• Extract provided:

......

UPS suggests that Fulfillment's alternate assertion that UPS's rates were "void" is based on a misguided attempt to apply the outdated "void-for-non-participation" doctrine. Because the important aspect of Fulfillment's claim for standing purposes is that the rates were "unlawful," not that this characterization rendered them void, we need not delve into this dispute. Suffice it to say that Fulfillment alleges a violation of a statutory right.
To be certain, not all statutes endow rights on a given plaintiff, the infringement of which is sufficient to support standing. See Fernandez v. Brock, 840 F.2d 622, 630 (9th Cir. 1988) (stating that "a plaintiff who merely claims that a defendant violated a statutory duty does not necessarily satisfy the requirement of injury in fact in article III"). Nevertheless, as we explain below, because Congress has enacted specific legislation, namely § 14704(a), establishing a private cause of action for violations of the MCA, including violations of § 13703, we must infer that it intended § 13703 to create such rights. See Cal. Cartage Co., Inc. v. United States, 721 F.2d 1199, 1203 (9th Cir. 1983) (holding that once it is established that a private cause of action exists, our inquiry shifts from whether Article III standing exists to whether prudential standing concerns are satisfied).

......

• Record list:
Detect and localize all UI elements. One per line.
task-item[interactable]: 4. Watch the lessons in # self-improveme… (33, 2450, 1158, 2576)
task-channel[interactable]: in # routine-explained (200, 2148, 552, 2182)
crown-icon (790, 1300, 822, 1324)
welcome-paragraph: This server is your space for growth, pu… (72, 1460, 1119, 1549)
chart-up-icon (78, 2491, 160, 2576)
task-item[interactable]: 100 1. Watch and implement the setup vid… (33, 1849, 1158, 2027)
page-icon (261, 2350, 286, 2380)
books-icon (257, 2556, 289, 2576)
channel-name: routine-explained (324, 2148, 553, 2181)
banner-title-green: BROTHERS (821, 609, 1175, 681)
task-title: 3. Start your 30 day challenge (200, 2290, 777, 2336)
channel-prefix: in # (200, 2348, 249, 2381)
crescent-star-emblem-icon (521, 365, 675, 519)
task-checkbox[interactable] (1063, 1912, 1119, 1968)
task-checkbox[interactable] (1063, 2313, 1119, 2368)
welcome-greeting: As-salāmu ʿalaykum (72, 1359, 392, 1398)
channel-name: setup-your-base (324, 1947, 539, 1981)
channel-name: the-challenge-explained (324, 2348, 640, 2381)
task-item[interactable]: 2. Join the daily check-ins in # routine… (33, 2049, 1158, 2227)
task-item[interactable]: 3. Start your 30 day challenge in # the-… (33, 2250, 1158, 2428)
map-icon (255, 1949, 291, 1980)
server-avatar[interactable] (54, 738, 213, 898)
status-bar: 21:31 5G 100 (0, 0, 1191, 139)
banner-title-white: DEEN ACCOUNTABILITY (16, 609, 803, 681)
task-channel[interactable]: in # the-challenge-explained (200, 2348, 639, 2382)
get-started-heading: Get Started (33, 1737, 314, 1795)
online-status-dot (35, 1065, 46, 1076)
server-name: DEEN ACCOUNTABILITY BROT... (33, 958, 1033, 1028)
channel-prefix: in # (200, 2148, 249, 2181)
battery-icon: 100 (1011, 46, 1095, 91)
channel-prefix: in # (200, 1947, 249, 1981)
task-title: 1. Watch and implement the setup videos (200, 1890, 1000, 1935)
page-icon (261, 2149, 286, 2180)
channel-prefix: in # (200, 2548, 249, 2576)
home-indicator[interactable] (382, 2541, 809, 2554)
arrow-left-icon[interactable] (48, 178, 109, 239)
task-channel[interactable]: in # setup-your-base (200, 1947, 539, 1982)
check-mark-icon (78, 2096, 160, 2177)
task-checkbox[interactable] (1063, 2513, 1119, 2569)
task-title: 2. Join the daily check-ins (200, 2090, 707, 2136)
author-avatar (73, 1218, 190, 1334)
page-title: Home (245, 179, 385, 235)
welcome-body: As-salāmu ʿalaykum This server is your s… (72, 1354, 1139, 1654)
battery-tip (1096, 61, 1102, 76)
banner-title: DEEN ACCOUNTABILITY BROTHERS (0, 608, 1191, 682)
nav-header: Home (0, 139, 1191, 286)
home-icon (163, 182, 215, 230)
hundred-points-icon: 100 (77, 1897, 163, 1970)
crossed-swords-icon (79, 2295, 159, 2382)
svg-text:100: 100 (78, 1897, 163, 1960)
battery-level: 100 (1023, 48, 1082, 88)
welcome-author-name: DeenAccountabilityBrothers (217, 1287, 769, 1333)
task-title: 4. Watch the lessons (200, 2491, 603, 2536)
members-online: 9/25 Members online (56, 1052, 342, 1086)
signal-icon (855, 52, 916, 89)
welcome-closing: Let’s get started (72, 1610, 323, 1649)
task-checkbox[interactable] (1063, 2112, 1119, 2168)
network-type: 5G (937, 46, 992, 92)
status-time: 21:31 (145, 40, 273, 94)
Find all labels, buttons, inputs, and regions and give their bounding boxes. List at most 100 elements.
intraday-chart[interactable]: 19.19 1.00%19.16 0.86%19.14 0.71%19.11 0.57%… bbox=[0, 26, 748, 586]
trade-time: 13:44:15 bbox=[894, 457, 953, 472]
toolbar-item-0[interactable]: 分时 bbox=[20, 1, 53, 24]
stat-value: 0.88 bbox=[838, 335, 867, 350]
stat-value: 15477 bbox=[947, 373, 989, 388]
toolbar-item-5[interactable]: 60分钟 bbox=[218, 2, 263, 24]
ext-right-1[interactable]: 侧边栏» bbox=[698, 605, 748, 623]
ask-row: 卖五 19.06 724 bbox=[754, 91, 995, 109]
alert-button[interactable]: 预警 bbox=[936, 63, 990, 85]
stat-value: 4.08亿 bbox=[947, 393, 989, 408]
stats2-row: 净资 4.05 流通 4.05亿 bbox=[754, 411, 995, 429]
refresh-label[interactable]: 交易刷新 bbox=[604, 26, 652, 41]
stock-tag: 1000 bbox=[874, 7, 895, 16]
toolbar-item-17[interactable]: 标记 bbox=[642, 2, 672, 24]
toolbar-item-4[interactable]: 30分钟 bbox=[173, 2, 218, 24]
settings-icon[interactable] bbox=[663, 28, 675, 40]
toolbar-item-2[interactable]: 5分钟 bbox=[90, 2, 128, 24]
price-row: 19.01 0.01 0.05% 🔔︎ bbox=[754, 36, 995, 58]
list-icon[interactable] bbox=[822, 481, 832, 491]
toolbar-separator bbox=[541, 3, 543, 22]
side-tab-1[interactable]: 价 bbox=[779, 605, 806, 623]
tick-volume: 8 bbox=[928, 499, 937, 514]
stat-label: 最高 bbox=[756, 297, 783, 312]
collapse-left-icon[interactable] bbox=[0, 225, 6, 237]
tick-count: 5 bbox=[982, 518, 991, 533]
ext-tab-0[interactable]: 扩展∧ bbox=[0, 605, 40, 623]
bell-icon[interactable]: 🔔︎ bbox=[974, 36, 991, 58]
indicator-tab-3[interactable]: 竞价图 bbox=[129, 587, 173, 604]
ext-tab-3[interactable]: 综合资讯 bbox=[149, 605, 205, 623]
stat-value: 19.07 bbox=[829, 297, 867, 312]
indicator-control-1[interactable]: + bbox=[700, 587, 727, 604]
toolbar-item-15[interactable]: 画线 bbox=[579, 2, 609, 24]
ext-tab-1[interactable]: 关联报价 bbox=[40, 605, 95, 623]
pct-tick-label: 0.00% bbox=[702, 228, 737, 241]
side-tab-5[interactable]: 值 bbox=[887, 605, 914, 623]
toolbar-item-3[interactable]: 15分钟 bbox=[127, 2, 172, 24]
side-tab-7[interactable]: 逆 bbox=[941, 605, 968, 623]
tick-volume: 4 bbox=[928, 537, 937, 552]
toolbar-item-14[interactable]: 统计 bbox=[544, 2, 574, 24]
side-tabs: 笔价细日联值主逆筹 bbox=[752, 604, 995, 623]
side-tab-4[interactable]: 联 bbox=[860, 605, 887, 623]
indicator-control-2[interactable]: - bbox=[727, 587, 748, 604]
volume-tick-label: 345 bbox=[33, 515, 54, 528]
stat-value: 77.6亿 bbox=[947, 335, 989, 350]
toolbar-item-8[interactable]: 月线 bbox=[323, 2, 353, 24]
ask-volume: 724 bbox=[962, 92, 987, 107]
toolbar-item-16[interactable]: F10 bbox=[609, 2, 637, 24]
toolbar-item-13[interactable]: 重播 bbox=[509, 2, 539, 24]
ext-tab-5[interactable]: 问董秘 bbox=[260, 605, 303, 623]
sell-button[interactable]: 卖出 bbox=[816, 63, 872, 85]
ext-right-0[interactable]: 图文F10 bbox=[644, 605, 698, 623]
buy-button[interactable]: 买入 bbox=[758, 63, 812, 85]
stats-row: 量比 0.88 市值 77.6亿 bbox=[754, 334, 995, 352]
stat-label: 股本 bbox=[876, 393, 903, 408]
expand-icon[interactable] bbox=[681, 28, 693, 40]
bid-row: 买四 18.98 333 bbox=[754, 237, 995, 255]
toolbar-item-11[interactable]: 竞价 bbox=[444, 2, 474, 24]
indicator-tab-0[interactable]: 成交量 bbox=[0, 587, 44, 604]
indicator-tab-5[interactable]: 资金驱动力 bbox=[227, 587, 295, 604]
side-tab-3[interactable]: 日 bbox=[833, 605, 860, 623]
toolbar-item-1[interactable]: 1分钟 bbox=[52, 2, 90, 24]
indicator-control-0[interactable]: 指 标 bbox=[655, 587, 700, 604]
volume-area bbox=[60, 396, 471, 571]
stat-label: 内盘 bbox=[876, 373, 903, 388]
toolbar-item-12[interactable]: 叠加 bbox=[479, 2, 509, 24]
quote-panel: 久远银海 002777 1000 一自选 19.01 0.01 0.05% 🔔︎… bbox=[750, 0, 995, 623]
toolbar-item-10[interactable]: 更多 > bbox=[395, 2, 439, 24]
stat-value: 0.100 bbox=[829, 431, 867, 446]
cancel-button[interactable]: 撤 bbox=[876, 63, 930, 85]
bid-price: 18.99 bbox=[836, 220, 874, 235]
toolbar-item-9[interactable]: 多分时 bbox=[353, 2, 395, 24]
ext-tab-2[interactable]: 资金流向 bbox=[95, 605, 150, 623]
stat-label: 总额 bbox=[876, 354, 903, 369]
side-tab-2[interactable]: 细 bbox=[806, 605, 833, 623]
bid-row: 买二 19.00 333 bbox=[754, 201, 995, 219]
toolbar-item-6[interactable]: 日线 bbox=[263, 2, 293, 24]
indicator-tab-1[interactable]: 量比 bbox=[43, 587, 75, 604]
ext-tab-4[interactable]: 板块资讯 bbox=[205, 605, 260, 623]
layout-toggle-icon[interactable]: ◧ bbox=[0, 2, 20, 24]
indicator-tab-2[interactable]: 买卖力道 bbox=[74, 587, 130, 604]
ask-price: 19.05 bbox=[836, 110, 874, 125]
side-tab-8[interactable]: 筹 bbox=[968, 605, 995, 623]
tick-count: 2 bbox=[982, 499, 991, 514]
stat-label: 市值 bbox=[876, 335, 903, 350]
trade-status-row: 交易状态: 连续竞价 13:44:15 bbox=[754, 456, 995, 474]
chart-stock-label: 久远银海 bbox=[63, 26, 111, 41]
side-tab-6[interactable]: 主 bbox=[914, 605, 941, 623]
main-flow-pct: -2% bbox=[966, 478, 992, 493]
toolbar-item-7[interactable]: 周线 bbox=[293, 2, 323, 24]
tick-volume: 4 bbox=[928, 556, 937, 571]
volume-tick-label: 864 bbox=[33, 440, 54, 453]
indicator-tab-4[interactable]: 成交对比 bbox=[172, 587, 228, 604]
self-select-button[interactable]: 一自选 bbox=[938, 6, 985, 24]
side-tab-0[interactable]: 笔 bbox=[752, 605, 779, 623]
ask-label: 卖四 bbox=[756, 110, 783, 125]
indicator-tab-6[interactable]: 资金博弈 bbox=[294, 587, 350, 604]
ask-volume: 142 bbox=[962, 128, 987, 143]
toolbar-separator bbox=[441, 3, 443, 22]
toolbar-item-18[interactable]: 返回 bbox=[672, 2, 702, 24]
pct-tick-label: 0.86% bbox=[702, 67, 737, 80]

......

Carry forward the court's discussion of Fulfillment's standing against UPS, starting after its last sentence. The items come from a separate, unrelated source.

• The response:
Neither is prudential standing a barrier to Fulfillment's claims. Most important here, the doctrine of standing "concerns, apart from the `case' or `controversy' test, the question whether the interest sought to be protected by the complainant is arguably within the zone of interests to be protected or regulated by the statute." Ass'n of Data Processing, 397 U.S. at 153, 90 S.Ct. 827. As a shipper subject to pricing arrangements governed by the MCA, Fulfillment's interest in being charged a legitimate tariff is precisely the sort of interest protected by § 13703. While § 13703 also serves to benefit motor carriers by creating a fair harbor for collective pricing arrangements, this scheme simply evidences that Congress sought to protect both interests, by striking a balance between the two.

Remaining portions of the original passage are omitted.